Lines containing the word "question" are the ones to copy from the records below.

Supplied material:

****************************************

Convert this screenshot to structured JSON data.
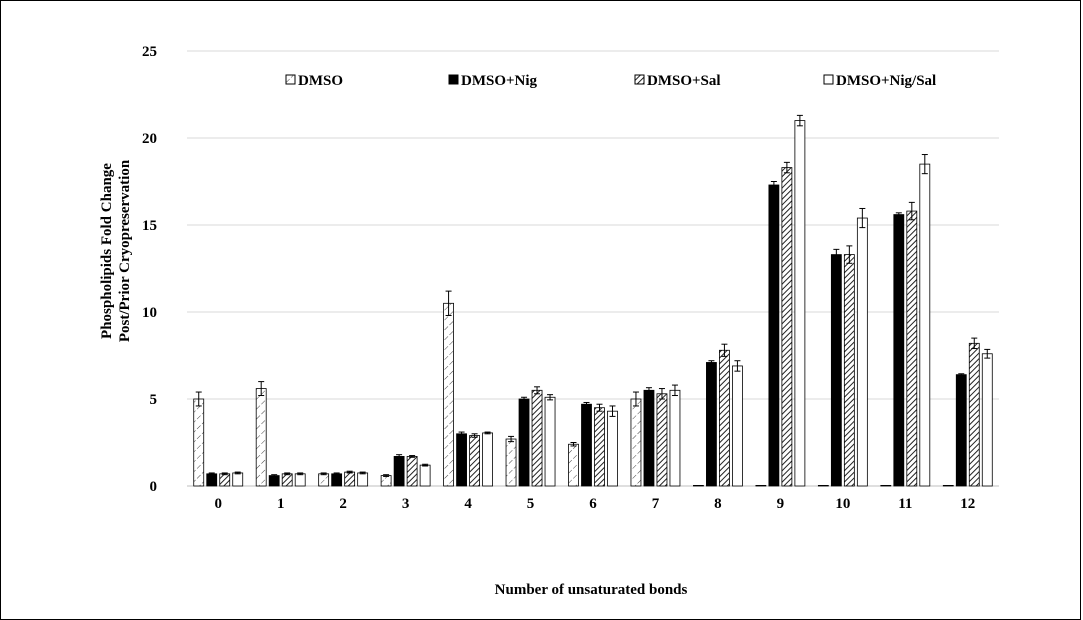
{
  "chart_data": {
    "type": "bar",
    "title": "",
    "xlabel": "Number of unsaturated bonds",
    "ylabel_lines": [
      "Phospholipids Fold Change",
      "Post/Prior Cryopreservation"
    ],
    "ylim": [
      0,
      25
    ],
    "yticks": [
      0,
      5,
      10,
      15,
      20,
      25
    ],
    "grid": true,
    "legend_position": "top",
    "categories": [
      "0",
      "1",
      "2",
      "3",
      "4",
      "5",
      "6",
      "7",
      "8",
      "9",
      "10",
      "11",
      "12"
    ],
    "series": [
      {
        "name": "DMSO",
        "pattern": "dmso-light-diagonal",
        "values": [
          5.0,
          5.6,
          0.7,
          0.6,
          10.5,
          2.7,
          2.4,
          5.0,
          0,
          0,
          0,
          0,
          0
        ],
        "errors": [
          0.4,
          0.4,
          0.05,
          0.05,
          0.7,
          0.15,
          0.1,
          0.4,
          0,
          0,
          0,
          0,
          0
        ]
      },
      {
        "name": "DMSO+Nig",
        "pattern": "solid-black",
        "values": [
          0.7,
          0.6,
          0.7,
          1.7,
          3.0,
          5.0,
          4.7,
          5.5,
          7.1,
          17.3,
          13.3,
          15.6,
          6.4
        ],
        "errors": [
          0.05,
          0.05,
          0.05,
          0.1,
          0.1,
          0.1,
          0.1,
          0.15,
          0.1,
          0.2,
          0.3,
          0.1,
          0.05
        ]
      },
      {
        "name": "DMSO+Sal",
        "pattern": "dense-diagonal",
        "values": [
          0.7,
          0.7,
          0.8,
          1.7,
          2.9,
          5.5,
          4.5,
          5.3,
          7.8,
          18.3,
          13.3,
          15.8,
          8.2
        ],
        "errors": [
          0.05,
          0.05,
          0.05,
          0.05,
          0.1,
          0.2,
          0.2,
          0.3,
          0.35,
          0.3,
          0.5,
          0.5,
          0.3
        ]
      },
      {
        "name": "DMSO+Nig/Sal",
        "pattern": "white",
        "values": [
          0.75,
          0.7,
          0.75,
          1.2,
          3.05,
          5.1,
          4.3,
          5.5,
          6.9,
          21.0,
          15.4,
          18.5,
          7.6
        ],
        "errors": [
          0.05,
          0.05,
          0.05,
          0.05,
          0.05,
          0.15,
          0.3,
          0.3,
          0.3,
          0.3,
          0.55,
          0.55,
          0.25
        ]
      }
    ]
  }
}
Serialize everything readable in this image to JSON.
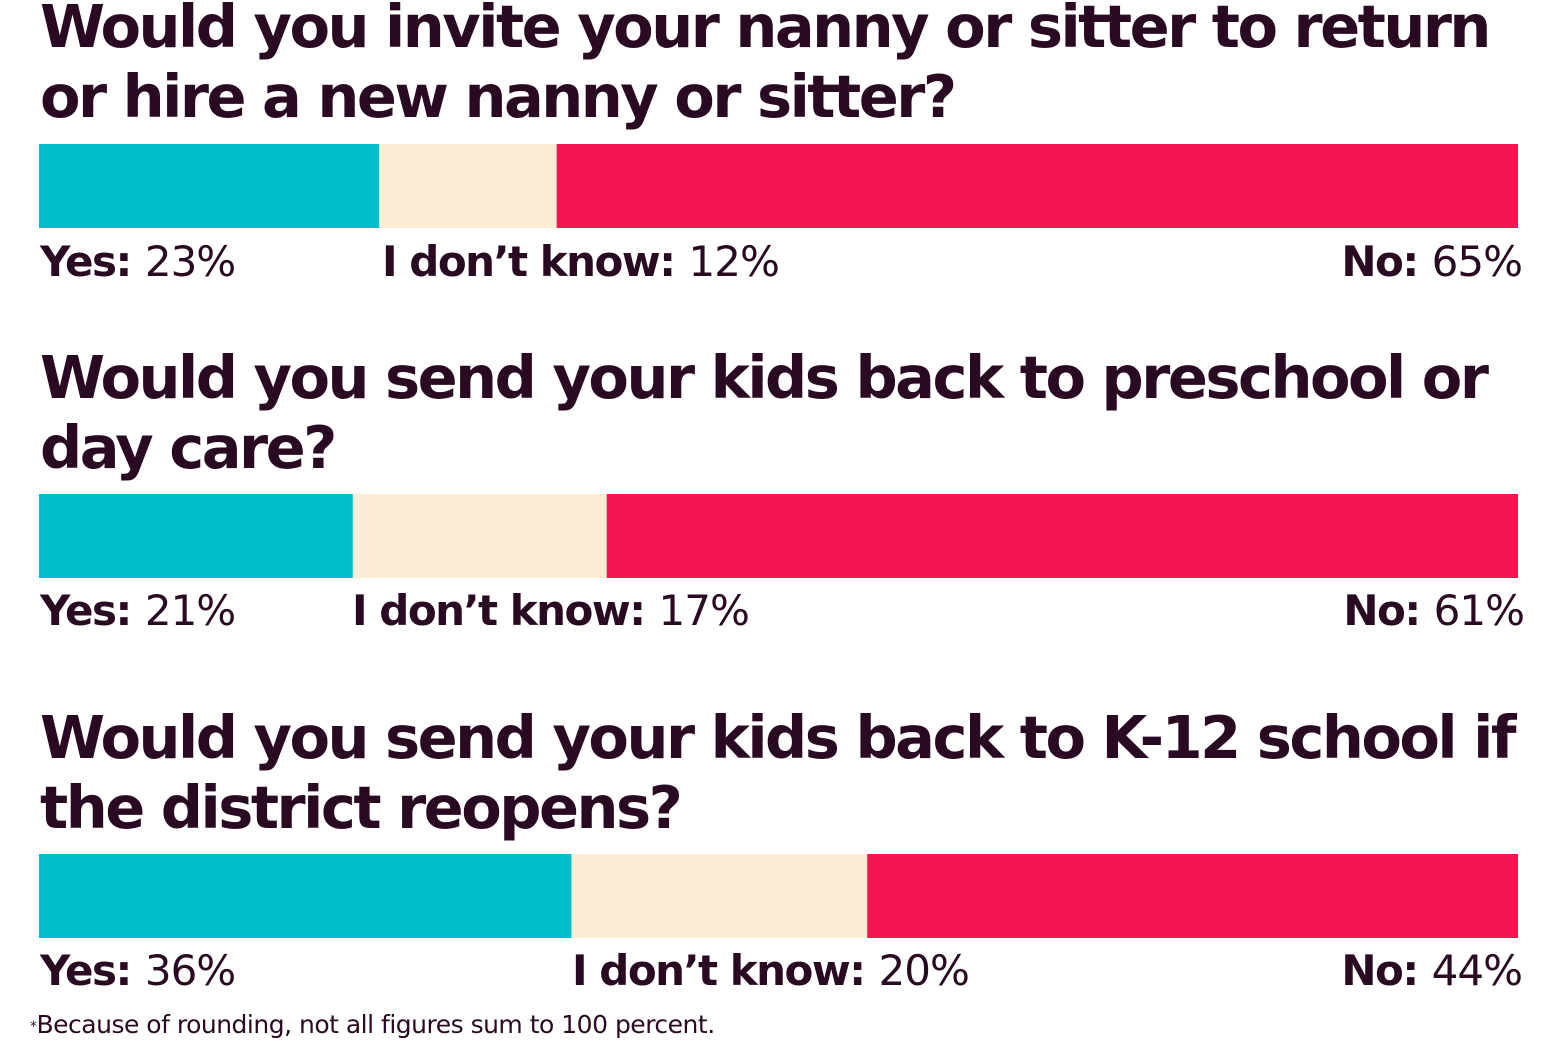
{
  "chart_data": {
    "type": "stacked_bar",
    "categories": [
      "Yes",
      "I don’t know",
      "No"
    ],
    "colors": {
      "Yes": "#00bec8",
      "I don’t know": "#fbecd4",
      "No": "#f31651"
    },
    "panels": [
      {
        "question": "Would you invite your nanny or sitter to return or hire a new nanny or sitter?",
        "values": [
          23,
          12,
          65
        ],
        "labels": [
          {
            "key": "Yes:",
            "value": "23%"
          },
          {
            "key": "I don’t know:",
            "value": "12%"
          },
          {
            "key": "No:",
            "value": "65%"
          }
        ]
      },
      {
        "question": "Would you send your kids back to preschool or day care?",
        "values": [
          21,
          17,
          61
        ],
        "labels": [
          {
            "key": "Yes:",
            "value": "21%"
          },
          {
            "key": "I don’t know:",
            "value": "17%"
          },
          {
            "key": "No:",
            "value": "61%"
          }
        ]
      },
      {
        "question": "Would you send your kids back to K-12 school if the district reopens?",
        "values": [
          36,
          20,
          44
        ],
        "labels": [
          {
            "key": "Yes:",
            "value": "36%"
          },
          {
            "key": "I don’t know:",
            "value": "20%"
          },
          {
            "key": "No:",
            "value": "44%"
          }
        ]
      }
    ],
    "footnote_mark": "*",
    "footnote": "Because of rounding, not all figures sum to 100 percent."
  }
}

****************************************

Task response:
        "question": "Would you invite your nanny or sitter to return or hire a new nanny or sitter?",
        "question": "Would you send your kids back to preschool or day care?",
        "question": "Would you send your kids back to K-12 school if the district reopens?",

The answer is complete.